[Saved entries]
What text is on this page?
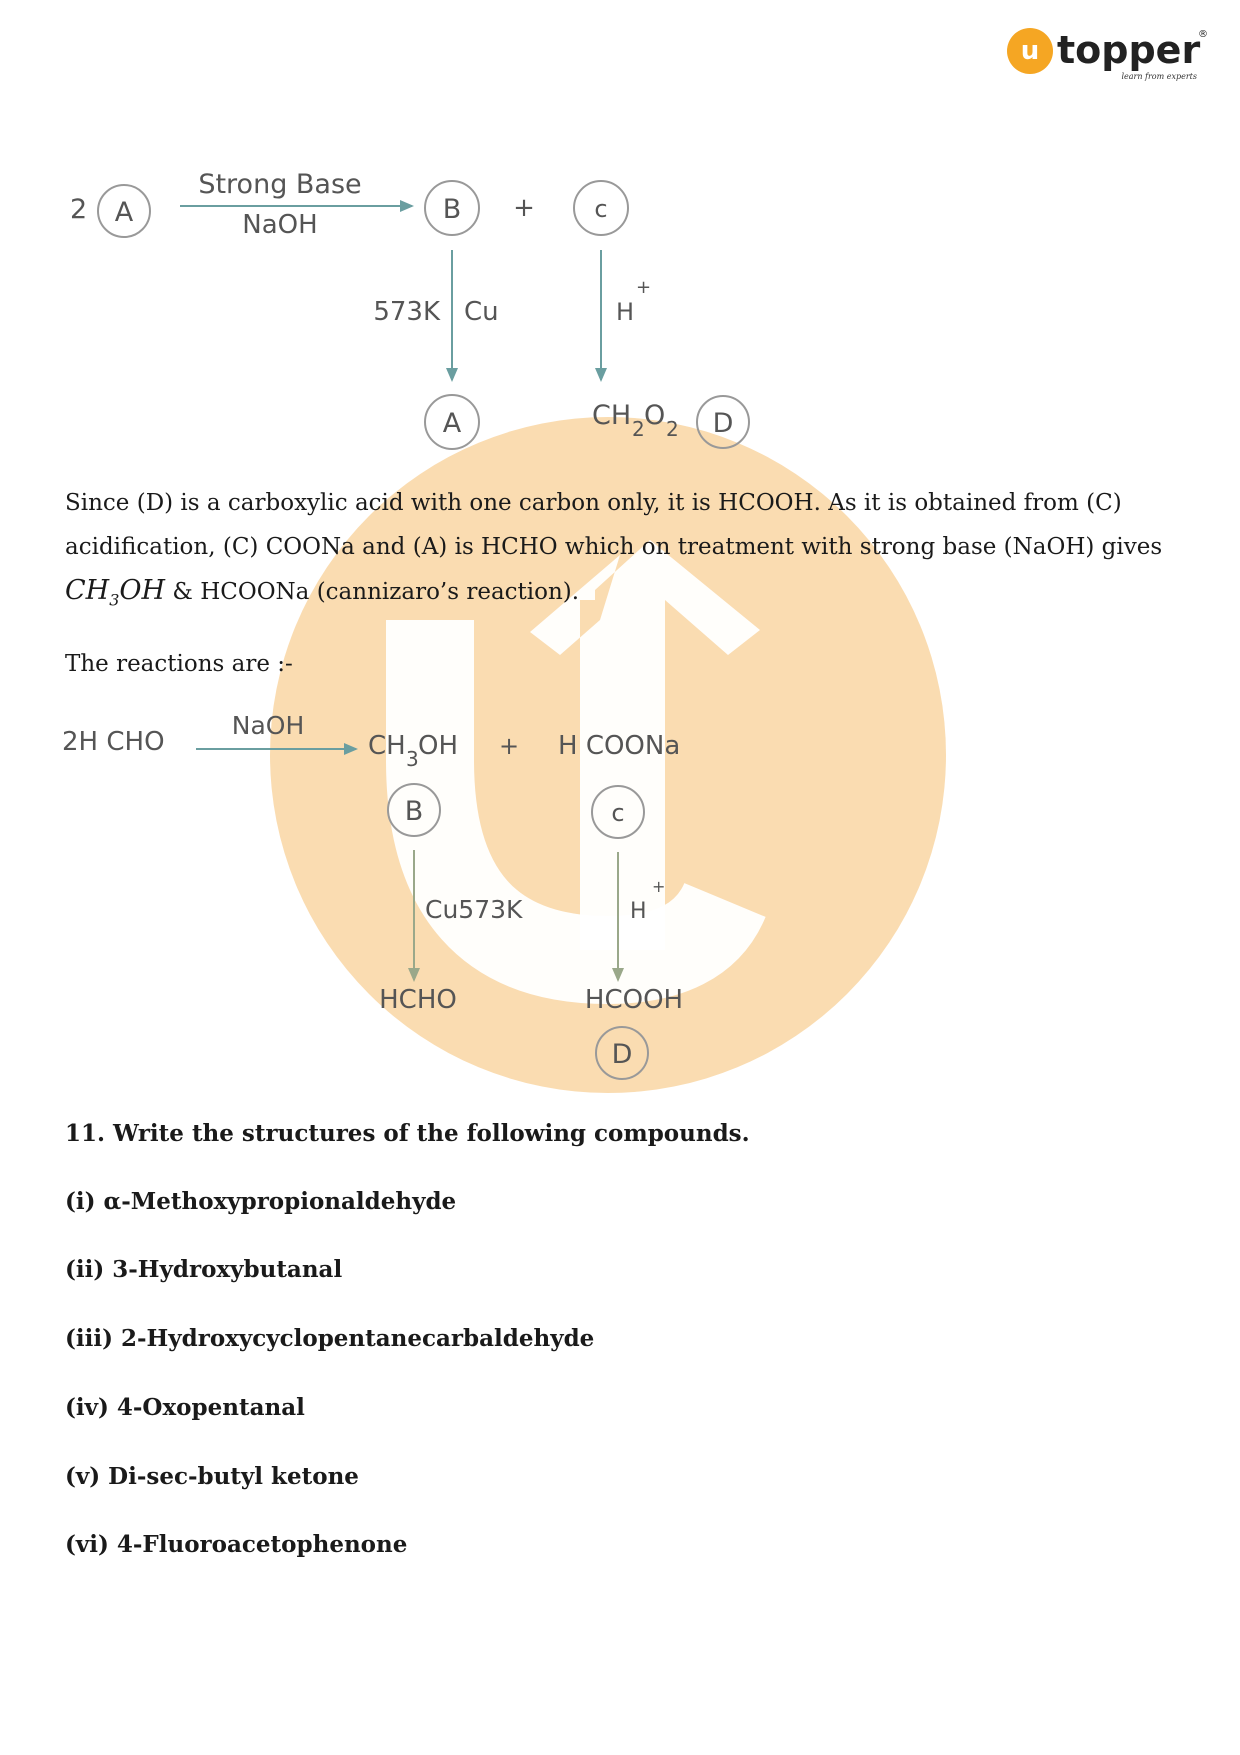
u topper
®
learn from experts
2 A
Strong Base
NaOH	B + c
573K Cu	H
+
A	CH 2 O 2 D
2H CHO
NaOH
CH 3 OH + H COONa
B	c
Cu573K	H
+
HCHO	HCOOH
D

Since (D) is a carboxylic acid with one carbon only, it is HCOOH. As it is obtained from (C)
acidification, (C) COONa and (A) is HCHO which on treatment with strong base (NaOH) gives
$CH_3OH$ & HCOONa (cannizaro’s reaction).

The reactions are :-

11. Write the structures of the following compounds.

(i) α-Methoxypropionaldehyde

(ii) 3-Hydroxybutanal

(iii) 2-Hydroxycyclopentanecarbaldehyde

(iv) 4-Oxopentanal

(v) Di-sec-butyl ketone

(vi) 4-Fluoroacetophenone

## TO DO
All preceding records should be duplicated verbatim, images excepted.

## FULL OUTPUT
What text is on this page?
u topper
®
learn from experts
2 A
Strong Base
NaOH	B + c
573K Cu	H
+
A	CH 2 O 2 D
2H CHO
NaOH
CH 3 OH + H COONa
B	c
Cu573K	H
+
HCHO	HCOOH
D

Since (D) is a carboxylic acid with one carbon only, it is HCOOH. As it is obtained from (C)
acidification, (C) COONa and (A) is HCHO which on treatment with strong base (NaOH) gives
$CH_3OH$ & HCOONa (cannizaro’s reaction).

The reactions are :-

11. Write the structures of the following compounds.

(i) α-Methoxypropionaldehyde

(ii) 3-Hydroxybutanal

(iii) 2-Hydroxycyclopentanecarbaldehyde

(iv) 4-Oxopentanal

(v) Di-sec-butyl ketone

(vi) 4-Fluoroacetophenone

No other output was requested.